> _INSTRUCTIONS TO FOLLOW_
Repeat the listing that follows, character for character, minus the pictures.

> _DATA SUPPLIED_
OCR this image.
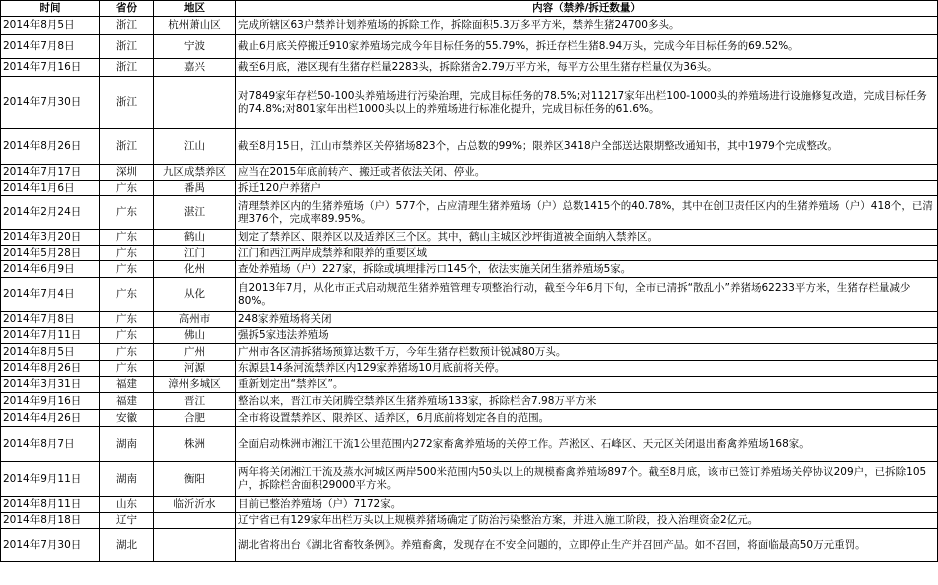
时间	省份	地区	内容（禁养/拆迁数量）
2014年8月5日	浙江	杭州萧山区	完成所辖区63户禁养计划养殖场的拆除工作，拆除面积5.3万多平方米，禁养生猪24700多头。
2014年7月8日	浙江	宁波	截止6月底关停搬迁910家养殖场完成今年目标任务的55.79%，拆迁存栏生猪8.94万头，完成今年目标任务的69.52%。
2014年7月16日	浙江	嘉兴	截至6月底，港区现有生猪存栏量2283头，拆除猪舍2.79万平方米，每平方公里生猪存栏量仅为36头。
2014年7月30日	浙江		对7849家年存栏50-100头养殖场进行污染治理，完成目标任务的78.5%;对11217家年出栏100-1000头的养殖场进行设施修复改造，完成目标任务的74.8%;对801家年出栏1000头以上的养殖场进行标准化提升，完成目标任务的61.6%。
2014年8月26日	浙江	江山	截至8月15日，江山市禁养区关停猪场823个，占总数的99%；限养区3418户全部送达限期整改通知书，其中1979个完成整改。
2014年7月17日	深圳	九区成禁养区	应当在2015年底前转产、搬迁或者依法关闭、停业。
2014年1月6日	广东	番禺	拆迁120户养猪户
2014年2月24日	广东	湛江	清理禁养区内的生猪养殖场（户）577个，占应清理生猪养殖场（户）总数1415个的40.78%，其中在创卫责任区内的生猪养殖场（户）418个，已清理376个，完成率89.95%。
2014年3月20日	广东	鹤山	划定了禁养区、限养区以及适养区三个区。其中，鹤山主城区沙坪街道被全面纳入禁养区。
2014年5月28日	广东	江门	江门和西江两岸成禁养和限养的重要区域
2014年6月9日	广东	化州	查处养殖场（户）227家，拆除或填埋排污口145个，依法实施关闭生猪养殖场5家。
2014年7月4日	广东	从化	自2013年7月，从化市正式启动规范生猪养殖管理专项整治行动，截至今年6月下旬，全市已清拆“散乱小”养猪场62233平方米，生猪存栏量减少80%。
2014年7月8日	广东	高州市	248家养殖场将关闭
2014年7月11日	广东	佛山	强拆5家违法养殖场
2014年8月5日	广东	广州	广州市各区清拆猪场预算达数千万，今年生猪存栏数预计锐减80万头。
2014年8月26日	广东	河源	东源县14条河流禁养区内129家养猪场10月底前将关停。
2014年3月31日	福建	漳州多城区	重新划定出“禁养区”。
2014年9月16日	福建	晋江	整治以来，晋江市关闭腾空禁养区生猪养殖场133家，拆除栏舍7.98万平方米
2014年4月26日	安徽	合肥	全市将设置禁养区、限养区、适养区，6月底前将划定各自的范围。
2014年8月7日	湖南	株洲	全面启动株洲市湘江干流1公里范围内272家畜禽养殖场的关停工作。芦淞区、石峰区、天元区关闭退出畜禽养殖场168家。
2014年9月11日	湖南	衡阳	两年将关闭湘江干流及蒸水河城区两岸500米范围内50头以上的规模畜禽养殖场897个。截至8月底，该市已签订养殖场关停协议209户，已拆除105户，拆除栏舍面积29000平方米。
2014年8月11日	山东	临沂沂水	目前已整治养殖场（户）7172家。
2014年8月18日	辽宁		辽宁省已有129家年出栏万头以上规模养猪场确定了防治污染整治方案，并进入施工阶段，投入治理资金2亿元。
2014年7月30日	湖北		湖北省将出台《湖北省畜牧条例》。养殖畜禽，发现存在不安全问题的，立即停止生产并召回产品。如不召回，将面临最高50万元重罚。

> _COMPLETE RESPONSE_
OCR this image.
时间	省份	地区	内容（禁养/拆迁数量）
2014年8月5日	浙江	杭州萧山区	完成所辖区63户禁养计划养殖场的拆除工作，拆除面积5.3万多平方米，禁养生猪24700多头。
2014年7月8日	浙江	宁波	截止6月底关停搬迁910家养殖场完成今年目标任务的55.79%，拆迁存栏生猪8.94万头，完成今年目标任务的69.52%。
2014年7月16日	浙江	嘉兴	截至6月底，港区现有生猪存栏量2283头，拆除猪舍2.79万平方米，每平方公里生猪存栏量仅为36头。
2014年7月30日	浙江		对7849家年存栏50-100头养殖场进行污染治理，完成目标任务的78.5%;对11217家年出栏100-1000头的养殖场进行设施修复改造，完成目标任务的74.8%;对801家年出栏1000头以上的养殖场进行标准化提升，完成目标任务的61.6%。
2014年8月26日	浙江	江山	截至8月15日，江山市禁养区关停猪场823个，占总数的99%；限养区3418户全部送达限期整改通知书，其中1979个完成整改。
2014年7月17日	深圳	九区成禁养区	应当在2015年底前转产、搬迁或者依法关闭、停业。
2014年1月6日	广东	番禺	拆迁120户养猪户
2014年2月24日	广东	湛江	清理禁养区内的生猪养殖场（户）577个，占应清理生猪养殖场（户）总数1415个的40.78%，其中在创卫责任区内的生猪养殖场（户）418个，已清理376个，完成率89.95%。
2014年3月20日	广东	鹤山	划定了禁养区、限养区以及适养区三个区。其中，鹤山主城区沙坪街道被全面纳入禁养区。
2014年5月28日	广东	江门	江门和西江两岸成禁养和限养的重要区域
2014年6月9日	广东	化州	查处养殖场（户）227家，拆除或填埋排污口145个，依法实施关闭生猪养殖场5家。
2014年7月4日	广东	从化	自2013年7月，从化市正式启动规范生猪养殖管理专项整治行动，截至今年6月下旬，全市已清拆“散乱小”养猪场62233平方米，生猪存栏量减少80%。
2014年7月8日	广东	高州市	248家养殖场将关闭
2014年7月11日	广东	佛山	强拆5家违法养殖场
2014年8月5日	广东	广州	广州市各区清拆猪场预算达数千万，今年生猪存栏数预计锐减80万头。
2014年8月26日	广东	河源	东源县14条河流禁养区内129家养猪场10月底前将关停。
2014年3月31日	福建	漳州多城区	重新划定出“禁养区”。
2014年9月16日	福建	晋江	整治以来，晋江市关闭腾空禁养区生猪养殖场133家，拆除栏舍7.98万平方米
2014年4月26日	安徽	合肥	全市将设置禁养区、限养区、适养区，6月底前将划定各自的范围。
2014年8月7日	湖南	株洲	全面启动株洲市湘江干流1公里范围内272家畜禽养殖场的关停工作。芦淞区、石峰区、天元区关闭退出畜禽养殖场168家。
2014年9月11日	湖南	衡阳	两年将关闭湘江干流及蒸水河城区两岸500米范围内50头以上的规模畜禽养殖场897个。截至8月底，该市已签订养殖场关停协议209户，已拆除105户，拆除栏舍面积29000平方米。
2014年8月11日	山东	临沂沂水	目前已整治养殖场（户）7172家。
2014年8月18日	辽宁		辽宁省已有129家年出栏万头以上规模养猪场确定了防治污染整治方案，并进入施工阶段，投入治理资金2亿元。
2014年7月30日	湖北		湖北省将出台《湖北省畜牧条例》。养殖畜禽，发现存在不安全问题的，立即停止生产并召回产品。如不召回，将面临最高50万元重罚。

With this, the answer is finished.